[Written instruction] In the records that follow, show each line where the word "свиньи" is present.

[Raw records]

__________

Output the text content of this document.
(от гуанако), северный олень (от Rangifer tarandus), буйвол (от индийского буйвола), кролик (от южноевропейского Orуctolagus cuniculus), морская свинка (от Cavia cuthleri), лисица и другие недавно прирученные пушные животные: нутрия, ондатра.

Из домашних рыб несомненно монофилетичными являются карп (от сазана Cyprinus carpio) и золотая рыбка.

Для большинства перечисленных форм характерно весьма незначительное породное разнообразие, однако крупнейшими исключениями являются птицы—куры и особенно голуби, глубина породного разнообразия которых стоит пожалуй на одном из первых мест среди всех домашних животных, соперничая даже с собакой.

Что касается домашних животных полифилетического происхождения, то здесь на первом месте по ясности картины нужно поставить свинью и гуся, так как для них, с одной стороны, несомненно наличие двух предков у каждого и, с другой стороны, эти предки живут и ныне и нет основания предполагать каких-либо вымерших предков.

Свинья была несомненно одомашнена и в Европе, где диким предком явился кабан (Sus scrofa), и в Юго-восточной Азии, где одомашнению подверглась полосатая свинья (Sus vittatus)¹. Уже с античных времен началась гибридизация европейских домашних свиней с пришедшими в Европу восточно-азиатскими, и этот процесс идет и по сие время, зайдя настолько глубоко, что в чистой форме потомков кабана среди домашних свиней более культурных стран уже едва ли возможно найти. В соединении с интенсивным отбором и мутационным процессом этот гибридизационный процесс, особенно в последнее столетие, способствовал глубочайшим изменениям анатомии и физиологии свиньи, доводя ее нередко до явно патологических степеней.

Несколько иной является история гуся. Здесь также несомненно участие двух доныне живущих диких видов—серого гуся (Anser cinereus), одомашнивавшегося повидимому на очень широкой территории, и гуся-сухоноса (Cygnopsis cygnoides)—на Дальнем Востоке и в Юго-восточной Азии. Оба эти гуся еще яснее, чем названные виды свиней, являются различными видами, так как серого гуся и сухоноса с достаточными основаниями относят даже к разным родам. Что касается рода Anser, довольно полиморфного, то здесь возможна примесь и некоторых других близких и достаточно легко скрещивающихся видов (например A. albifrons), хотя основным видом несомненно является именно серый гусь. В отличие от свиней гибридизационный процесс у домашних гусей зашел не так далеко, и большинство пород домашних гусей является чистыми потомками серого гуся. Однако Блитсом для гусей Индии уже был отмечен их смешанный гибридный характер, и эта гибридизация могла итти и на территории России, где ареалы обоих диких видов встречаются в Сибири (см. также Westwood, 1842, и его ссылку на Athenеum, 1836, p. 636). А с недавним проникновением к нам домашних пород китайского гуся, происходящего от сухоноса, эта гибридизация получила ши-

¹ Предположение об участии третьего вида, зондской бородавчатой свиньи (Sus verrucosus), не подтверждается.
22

__________

[Finished task]
Свинья была несомненно одомашнена и в Европе, где диким предком явился кабан (Sus scrofa), и в Юго-восточной Азии, где одомашнению подверглась полосатая свинья (Sus vittatus)¹. Уже с античных времен началась гибридизация европейских домашних свиней с пришедшими в Европу восточно-азиатскими, и этот процесс идет и по сие время, зайдя настолько глубоко, что в чистой форме потомков кабана среди домашних свиней более культурных стран уже едва ли возможно найти. В соединении с интенсивным отбором и мутационным процессом этот гибридизационный процесс, особенно в последнее столетие, способствовал глубочайшим изменениям анатомии и физиологии свиньи, доводя ее нередко до явно патологических степеней.
¹ Предположение об участии третьего вида, зондской бородавчатой свиньи (Sus verrucosus), не подтверждается.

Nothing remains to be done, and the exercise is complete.